▶ [MATERIAL PROVIDED]:
* Begin *

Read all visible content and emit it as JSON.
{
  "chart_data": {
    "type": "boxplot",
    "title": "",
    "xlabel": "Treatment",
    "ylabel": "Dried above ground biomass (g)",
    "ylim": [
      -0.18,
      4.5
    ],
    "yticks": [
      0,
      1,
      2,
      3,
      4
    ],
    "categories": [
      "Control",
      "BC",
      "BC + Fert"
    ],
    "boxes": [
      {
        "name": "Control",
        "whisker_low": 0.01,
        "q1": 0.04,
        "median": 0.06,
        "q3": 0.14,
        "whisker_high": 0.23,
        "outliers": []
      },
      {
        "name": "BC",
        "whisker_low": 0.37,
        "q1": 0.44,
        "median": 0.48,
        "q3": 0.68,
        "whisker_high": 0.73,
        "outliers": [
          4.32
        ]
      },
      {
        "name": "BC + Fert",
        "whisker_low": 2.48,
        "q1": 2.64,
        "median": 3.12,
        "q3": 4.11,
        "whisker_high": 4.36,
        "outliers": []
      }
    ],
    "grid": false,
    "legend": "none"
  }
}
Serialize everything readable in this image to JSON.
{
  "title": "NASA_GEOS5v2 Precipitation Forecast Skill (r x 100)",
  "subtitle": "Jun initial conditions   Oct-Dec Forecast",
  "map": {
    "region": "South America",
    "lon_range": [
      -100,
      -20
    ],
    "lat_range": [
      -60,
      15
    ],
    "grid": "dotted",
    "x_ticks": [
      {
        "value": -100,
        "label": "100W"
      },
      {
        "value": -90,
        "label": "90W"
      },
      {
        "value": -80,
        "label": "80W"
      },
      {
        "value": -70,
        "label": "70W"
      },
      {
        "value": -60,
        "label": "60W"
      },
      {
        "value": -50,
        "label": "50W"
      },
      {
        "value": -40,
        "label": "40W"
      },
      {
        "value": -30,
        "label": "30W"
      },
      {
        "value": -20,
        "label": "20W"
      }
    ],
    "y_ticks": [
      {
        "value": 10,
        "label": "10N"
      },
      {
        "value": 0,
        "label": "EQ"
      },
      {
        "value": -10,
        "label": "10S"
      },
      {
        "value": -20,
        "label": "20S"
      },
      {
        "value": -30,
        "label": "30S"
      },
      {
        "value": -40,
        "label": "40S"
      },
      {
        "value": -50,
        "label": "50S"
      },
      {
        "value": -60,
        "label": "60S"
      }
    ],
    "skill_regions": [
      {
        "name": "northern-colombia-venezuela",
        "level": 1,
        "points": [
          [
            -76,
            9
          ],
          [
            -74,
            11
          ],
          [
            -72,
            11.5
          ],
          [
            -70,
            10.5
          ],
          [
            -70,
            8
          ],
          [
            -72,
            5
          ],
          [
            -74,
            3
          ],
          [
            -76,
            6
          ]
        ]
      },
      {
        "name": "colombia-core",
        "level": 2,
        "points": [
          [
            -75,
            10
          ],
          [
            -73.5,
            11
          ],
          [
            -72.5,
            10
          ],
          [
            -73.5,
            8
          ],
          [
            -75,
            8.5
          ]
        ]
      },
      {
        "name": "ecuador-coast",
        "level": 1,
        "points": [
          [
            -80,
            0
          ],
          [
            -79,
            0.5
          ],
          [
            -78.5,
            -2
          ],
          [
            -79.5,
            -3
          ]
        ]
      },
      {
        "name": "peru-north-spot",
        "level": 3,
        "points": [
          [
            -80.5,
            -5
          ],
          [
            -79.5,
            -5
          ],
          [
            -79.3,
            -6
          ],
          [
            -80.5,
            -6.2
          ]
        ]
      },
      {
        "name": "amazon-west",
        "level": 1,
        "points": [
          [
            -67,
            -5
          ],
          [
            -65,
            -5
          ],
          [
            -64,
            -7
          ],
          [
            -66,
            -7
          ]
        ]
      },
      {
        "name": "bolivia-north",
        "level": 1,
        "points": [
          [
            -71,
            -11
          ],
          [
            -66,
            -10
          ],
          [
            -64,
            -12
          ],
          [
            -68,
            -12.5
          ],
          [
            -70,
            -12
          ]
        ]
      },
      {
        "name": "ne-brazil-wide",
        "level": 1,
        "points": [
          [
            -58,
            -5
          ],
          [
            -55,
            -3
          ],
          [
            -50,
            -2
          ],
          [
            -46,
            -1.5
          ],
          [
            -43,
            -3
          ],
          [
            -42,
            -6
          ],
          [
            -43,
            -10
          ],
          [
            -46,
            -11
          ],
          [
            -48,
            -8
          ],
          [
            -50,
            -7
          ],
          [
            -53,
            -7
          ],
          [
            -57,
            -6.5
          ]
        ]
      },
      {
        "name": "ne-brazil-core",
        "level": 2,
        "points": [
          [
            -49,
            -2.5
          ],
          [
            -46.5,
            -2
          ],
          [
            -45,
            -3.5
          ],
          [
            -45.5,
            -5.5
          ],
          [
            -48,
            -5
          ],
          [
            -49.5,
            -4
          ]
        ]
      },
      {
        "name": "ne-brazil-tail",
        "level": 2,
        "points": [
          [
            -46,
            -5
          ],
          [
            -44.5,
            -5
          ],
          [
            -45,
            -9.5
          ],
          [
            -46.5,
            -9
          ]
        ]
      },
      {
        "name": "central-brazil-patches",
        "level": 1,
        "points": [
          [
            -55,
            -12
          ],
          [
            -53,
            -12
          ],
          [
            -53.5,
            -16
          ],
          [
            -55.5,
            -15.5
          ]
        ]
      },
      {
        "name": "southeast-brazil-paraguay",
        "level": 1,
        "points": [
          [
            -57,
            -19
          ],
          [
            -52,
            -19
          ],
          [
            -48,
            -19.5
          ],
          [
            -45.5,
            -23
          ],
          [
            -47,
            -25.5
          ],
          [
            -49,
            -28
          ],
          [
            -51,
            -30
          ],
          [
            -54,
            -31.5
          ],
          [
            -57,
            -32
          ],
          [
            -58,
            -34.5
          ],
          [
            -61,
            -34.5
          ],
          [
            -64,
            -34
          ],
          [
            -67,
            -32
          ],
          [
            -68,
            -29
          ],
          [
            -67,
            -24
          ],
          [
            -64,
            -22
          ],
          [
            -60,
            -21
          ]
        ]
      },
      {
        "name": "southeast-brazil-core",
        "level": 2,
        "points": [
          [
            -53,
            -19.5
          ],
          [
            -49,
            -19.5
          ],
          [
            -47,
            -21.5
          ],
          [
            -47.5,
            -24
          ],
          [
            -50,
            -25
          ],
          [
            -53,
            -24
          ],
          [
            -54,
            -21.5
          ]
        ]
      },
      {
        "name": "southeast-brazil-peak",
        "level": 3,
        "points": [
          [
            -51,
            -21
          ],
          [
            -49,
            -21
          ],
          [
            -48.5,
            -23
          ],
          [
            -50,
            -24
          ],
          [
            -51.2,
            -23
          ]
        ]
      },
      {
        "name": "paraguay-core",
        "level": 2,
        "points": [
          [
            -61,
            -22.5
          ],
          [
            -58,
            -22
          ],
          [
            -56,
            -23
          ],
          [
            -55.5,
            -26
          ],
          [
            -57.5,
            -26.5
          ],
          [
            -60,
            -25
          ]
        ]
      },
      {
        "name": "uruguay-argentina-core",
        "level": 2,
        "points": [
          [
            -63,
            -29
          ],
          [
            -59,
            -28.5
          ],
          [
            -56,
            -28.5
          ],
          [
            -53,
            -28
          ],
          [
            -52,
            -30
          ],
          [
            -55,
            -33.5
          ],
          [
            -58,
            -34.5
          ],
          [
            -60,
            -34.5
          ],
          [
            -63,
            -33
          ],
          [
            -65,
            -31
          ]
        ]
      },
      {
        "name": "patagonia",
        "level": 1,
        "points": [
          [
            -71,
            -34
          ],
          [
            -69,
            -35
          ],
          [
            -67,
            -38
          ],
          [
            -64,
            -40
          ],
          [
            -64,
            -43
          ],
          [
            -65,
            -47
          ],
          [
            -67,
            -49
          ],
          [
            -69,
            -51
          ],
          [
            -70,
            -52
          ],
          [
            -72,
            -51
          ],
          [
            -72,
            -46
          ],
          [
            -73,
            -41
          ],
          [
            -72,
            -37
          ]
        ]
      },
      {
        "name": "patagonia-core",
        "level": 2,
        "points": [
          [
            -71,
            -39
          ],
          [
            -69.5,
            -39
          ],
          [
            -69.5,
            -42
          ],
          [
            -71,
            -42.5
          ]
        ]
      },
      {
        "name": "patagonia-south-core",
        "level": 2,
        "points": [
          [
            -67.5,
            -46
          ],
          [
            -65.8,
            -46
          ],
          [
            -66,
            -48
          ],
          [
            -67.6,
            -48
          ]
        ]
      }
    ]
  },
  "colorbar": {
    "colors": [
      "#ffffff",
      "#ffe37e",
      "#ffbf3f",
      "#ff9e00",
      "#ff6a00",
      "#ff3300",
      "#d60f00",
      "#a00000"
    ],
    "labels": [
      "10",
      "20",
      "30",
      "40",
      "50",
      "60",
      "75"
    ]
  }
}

* End *

▶ [PROBLEM TO SOLVE]: Look over the material above and show each line where "paraguay" appears.

▶ [ANSWER TO THIS PROBLEM]:
        "name": "southeast-brazil-paraguay",
        "name": "paraguay-core",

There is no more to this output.